Extracted entries –
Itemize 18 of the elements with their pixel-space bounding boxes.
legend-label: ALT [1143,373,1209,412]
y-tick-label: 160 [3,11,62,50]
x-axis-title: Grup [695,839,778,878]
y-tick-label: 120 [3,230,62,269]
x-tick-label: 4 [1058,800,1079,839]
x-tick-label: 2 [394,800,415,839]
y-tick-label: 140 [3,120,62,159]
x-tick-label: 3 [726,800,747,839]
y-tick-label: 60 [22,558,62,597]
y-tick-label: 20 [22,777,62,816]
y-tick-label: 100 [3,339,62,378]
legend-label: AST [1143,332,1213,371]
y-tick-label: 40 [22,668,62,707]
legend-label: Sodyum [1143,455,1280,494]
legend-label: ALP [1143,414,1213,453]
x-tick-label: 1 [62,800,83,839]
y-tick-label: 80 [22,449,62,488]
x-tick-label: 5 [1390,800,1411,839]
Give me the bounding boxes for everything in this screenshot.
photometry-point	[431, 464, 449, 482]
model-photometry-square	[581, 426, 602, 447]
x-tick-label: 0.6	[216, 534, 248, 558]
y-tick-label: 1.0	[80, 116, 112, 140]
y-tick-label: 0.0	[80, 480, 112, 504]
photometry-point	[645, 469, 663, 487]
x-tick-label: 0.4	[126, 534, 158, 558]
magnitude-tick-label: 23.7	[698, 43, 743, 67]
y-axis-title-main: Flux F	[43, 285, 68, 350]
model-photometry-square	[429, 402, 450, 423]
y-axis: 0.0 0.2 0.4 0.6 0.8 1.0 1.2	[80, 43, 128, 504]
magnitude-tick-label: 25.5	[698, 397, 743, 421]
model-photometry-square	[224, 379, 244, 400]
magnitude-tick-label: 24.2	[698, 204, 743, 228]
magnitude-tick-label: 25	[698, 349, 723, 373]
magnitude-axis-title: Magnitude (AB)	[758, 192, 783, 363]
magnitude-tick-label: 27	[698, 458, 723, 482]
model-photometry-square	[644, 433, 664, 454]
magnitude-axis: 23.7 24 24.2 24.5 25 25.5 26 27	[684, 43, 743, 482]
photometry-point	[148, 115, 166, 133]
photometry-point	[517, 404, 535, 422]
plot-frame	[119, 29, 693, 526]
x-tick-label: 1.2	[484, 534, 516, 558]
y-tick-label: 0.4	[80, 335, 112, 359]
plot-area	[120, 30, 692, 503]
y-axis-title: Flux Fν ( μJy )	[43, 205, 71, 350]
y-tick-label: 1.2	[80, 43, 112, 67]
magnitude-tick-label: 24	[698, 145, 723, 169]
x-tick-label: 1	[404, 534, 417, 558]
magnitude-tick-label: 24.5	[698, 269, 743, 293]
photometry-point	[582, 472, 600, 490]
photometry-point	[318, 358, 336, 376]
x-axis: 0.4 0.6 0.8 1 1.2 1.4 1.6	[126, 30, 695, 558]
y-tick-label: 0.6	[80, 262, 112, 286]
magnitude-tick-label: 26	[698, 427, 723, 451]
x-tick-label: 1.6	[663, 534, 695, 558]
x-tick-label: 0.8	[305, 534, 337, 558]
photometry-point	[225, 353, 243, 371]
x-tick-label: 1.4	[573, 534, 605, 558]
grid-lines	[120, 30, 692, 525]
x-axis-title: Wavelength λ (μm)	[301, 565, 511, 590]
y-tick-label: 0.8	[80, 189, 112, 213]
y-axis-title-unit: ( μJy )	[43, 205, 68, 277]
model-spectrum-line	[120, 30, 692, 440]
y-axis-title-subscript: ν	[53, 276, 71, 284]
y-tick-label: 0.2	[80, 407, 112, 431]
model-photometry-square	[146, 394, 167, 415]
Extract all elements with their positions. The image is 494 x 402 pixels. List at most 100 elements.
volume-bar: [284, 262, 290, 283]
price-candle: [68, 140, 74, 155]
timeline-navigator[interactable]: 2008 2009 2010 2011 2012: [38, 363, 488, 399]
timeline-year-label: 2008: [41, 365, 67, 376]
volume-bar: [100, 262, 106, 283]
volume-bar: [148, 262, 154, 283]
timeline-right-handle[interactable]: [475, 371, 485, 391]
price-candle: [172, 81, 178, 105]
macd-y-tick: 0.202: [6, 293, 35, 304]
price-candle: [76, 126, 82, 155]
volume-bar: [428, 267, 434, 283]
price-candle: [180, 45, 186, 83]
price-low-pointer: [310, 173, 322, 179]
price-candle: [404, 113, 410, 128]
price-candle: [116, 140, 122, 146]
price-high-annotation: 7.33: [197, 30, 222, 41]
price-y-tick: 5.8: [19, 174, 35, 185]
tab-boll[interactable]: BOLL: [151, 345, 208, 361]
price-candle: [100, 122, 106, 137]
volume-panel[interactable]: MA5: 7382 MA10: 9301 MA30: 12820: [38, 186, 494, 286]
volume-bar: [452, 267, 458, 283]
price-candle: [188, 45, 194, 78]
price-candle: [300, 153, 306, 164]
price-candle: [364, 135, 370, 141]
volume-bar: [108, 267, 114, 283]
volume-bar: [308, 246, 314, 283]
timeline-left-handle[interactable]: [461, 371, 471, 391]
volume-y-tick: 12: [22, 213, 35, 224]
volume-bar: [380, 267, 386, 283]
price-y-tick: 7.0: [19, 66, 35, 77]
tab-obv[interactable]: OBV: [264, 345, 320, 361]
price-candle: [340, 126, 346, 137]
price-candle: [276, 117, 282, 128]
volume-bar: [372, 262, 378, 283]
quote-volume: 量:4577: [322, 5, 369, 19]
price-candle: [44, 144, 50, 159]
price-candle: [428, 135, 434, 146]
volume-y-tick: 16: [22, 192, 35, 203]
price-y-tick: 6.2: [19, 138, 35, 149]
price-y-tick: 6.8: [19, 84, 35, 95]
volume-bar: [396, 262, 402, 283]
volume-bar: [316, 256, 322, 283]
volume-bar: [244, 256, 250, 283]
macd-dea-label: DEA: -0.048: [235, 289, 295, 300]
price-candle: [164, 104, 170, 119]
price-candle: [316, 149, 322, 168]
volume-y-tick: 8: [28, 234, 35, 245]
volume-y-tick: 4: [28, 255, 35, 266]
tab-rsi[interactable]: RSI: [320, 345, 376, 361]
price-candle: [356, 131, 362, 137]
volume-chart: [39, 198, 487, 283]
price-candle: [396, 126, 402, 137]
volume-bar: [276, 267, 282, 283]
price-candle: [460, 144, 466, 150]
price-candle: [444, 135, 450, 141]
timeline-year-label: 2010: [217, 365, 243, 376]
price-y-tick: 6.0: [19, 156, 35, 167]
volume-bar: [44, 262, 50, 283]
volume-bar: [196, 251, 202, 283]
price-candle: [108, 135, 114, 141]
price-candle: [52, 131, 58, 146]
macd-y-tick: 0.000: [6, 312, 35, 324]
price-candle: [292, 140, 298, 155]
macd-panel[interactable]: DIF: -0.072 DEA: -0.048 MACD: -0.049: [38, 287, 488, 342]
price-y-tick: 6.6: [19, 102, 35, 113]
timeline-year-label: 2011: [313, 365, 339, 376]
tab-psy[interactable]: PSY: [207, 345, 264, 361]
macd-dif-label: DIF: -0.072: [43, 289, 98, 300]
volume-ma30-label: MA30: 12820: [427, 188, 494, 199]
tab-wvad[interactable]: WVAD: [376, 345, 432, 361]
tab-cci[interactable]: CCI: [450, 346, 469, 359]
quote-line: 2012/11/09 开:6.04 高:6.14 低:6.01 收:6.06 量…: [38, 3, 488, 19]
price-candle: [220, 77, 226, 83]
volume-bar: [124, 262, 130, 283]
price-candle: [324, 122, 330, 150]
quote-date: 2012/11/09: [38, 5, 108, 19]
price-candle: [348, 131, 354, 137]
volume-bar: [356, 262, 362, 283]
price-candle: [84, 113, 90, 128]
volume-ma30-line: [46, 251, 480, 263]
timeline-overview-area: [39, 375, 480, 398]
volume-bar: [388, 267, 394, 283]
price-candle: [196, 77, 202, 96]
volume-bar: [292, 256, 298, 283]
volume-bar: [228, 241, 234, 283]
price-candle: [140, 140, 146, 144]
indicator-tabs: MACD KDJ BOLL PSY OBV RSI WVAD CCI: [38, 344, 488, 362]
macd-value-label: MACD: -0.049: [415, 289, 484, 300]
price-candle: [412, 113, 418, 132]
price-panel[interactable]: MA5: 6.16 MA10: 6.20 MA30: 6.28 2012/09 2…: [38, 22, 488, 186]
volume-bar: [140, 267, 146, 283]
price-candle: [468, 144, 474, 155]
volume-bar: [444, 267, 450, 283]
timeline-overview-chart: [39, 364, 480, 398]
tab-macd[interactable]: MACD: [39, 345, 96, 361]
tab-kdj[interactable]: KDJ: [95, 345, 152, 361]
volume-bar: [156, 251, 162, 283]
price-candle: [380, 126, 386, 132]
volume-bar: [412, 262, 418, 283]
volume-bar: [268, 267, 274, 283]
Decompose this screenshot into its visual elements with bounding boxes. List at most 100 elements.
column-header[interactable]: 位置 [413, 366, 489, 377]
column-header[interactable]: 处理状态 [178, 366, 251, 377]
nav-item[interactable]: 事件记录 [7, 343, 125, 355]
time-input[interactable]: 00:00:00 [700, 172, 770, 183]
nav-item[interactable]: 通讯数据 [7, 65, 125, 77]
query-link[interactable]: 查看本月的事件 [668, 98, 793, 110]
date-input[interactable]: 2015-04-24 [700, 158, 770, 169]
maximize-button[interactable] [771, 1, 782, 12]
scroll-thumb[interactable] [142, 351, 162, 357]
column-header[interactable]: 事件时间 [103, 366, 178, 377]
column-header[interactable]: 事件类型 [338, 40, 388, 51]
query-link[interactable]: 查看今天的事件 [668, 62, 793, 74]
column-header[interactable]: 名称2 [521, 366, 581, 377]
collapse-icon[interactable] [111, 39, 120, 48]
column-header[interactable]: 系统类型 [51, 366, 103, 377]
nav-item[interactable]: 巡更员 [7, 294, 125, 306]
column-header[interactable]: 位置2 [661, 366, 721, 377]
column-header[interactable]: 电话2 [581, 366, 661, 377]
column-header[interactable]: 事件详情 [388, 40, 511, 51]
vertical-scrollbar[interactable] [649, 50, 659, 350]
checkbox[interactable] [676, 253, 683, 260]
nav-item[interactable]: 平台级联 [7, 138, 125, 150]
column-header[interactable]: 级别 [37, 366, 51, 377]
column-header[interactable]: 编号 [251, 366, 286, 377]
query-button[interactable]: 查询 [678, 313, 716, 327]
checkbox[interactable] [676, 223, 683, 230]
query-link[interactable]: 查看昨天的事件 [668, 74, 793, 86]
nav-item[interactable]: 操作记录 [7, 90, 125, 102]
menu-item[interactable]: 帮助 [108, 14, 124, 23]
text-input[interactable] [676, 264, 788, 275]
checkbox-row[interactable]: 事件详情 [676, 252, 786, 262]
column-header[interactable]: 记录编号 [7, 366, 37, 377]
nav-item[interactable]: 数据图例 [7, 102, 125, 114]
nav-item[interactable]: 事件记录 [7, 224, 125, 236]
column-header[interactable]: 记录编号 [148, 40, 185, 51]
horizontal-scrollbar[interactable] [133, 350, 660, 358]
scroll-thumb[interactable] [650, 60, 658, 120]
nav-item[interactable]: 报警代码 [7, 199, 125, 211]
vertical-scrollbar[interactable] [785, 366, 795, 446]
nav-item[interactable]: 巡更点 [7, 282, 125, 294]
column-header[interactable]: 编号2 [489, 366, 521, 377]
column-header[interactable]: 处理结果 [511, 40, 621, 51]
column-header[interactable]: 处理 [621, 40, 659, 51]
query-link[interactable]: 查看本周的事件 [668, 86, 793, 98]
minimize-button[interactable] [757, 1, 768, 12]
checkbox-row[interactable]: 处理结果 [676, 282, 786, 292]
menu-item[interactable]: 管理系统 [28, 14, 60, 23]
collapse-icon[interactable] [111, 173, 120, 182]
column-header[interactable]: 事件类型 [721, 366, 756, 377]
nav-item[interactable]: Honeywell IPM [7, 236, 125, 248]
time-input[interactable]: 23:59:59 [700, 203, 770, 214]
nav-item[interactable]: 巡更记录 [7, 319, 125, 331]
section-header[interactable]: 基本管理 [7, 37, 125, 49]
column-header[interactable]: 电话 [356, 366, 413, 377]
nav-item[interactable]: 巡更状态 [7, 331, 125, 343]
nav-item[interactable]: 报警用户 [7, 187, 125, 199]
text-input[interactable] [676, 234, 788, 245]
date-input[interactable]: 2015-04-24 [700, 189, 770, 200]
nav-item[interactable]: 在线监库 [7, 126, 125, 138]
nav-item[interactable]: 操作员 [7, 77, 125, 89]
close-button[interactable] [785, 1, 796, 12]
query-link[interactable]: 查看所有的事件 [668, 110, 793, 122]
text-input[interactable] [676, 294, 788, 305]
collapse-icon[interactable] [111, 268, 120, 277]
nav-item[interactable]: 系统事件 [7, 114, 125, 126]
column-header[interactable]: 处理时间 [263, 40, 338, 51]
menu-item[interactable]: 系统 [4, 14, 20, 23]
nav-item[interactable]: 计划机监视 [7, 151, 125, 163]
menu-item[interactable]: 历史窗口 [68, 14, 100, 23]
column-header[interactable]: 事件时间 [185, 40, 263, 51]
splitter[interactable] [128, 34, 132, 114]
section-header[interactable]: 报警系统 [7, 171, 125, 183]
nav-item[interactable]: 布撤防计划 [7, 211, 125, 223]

What is required –
Copy the stretch of the data from the start through the line containing "349, 723, 373]", swapping "legend-label" for "key-label" and leaving everything else the same.

Response for this exercise –
Itemize 18 of the elements with their pixel-space bounding boxes.
key-label: ALT [1143,373,1209,412]
y-tick-label: 160 [3,11,62,50]
x-axis-title: Grup [695,839,778,878]
y-tick-label: 120 [3,230,62,269]
x-tick-label: 4 [1058,800,1079,839]
x-tick-label: 2 [394,800,415,839]
y-tick-label: 140 [3,120,62,159]
x-tick-label: 3 [726,800,747,839]
y-tick-label: 60 [22,558,62,597]
y-tick-label: 20 [22,777,62,816]
y-tick-label: 100 [3,339,62,378]
key-label: AST [1143,332,1213,371]
y-tick-label: 40 [22,668,62,707]
key-label: Sodyum [1143,455,1280,494]
key-label: ALP [1143,414,1213,453]
x-tick-label: 1 [62,800,83,839]
y-tick-label: 80 [22,449,62,488]
x-tick-label: 5 [1390,800,1411,839]
Give me the bounding boxes for everything in this screenshot.
photometry-point	[431, 464, 449, 482]
model-photometry-square	[581, 426, 602, 447]
x-tick-label: 0.6	[216, 534, 248, 558]
y-tick-label: 1.0	[80, 116, 112, 140]
y-tick-label: 0.0	[80, 480, 112, 504]
photometry-point	[645, 469, 663, 487]
x-tick-label: 0.4	[126, 534, 158, 558]
magnitude-tick-label: 23.7	[698, 43, 743, 67]
y-axis-title-main: Flux F	[43, 285, 68, 350]
model-photometry-square	[429, 402, 450, 423]
y-axis: 0.0 0.2 0.4 0.6 0.8 1.0 1.2	[80, 43, 128, 504]
magnitude-tick-label: 25.5	[698, 397, 743, 421]
model-photometry-square	[224, 379, 244, 400]
magnitude-tick-label: 24.2	[698, 204, 743, 228]
magnitude-tick-label: 25	[698, 349, 723, 373]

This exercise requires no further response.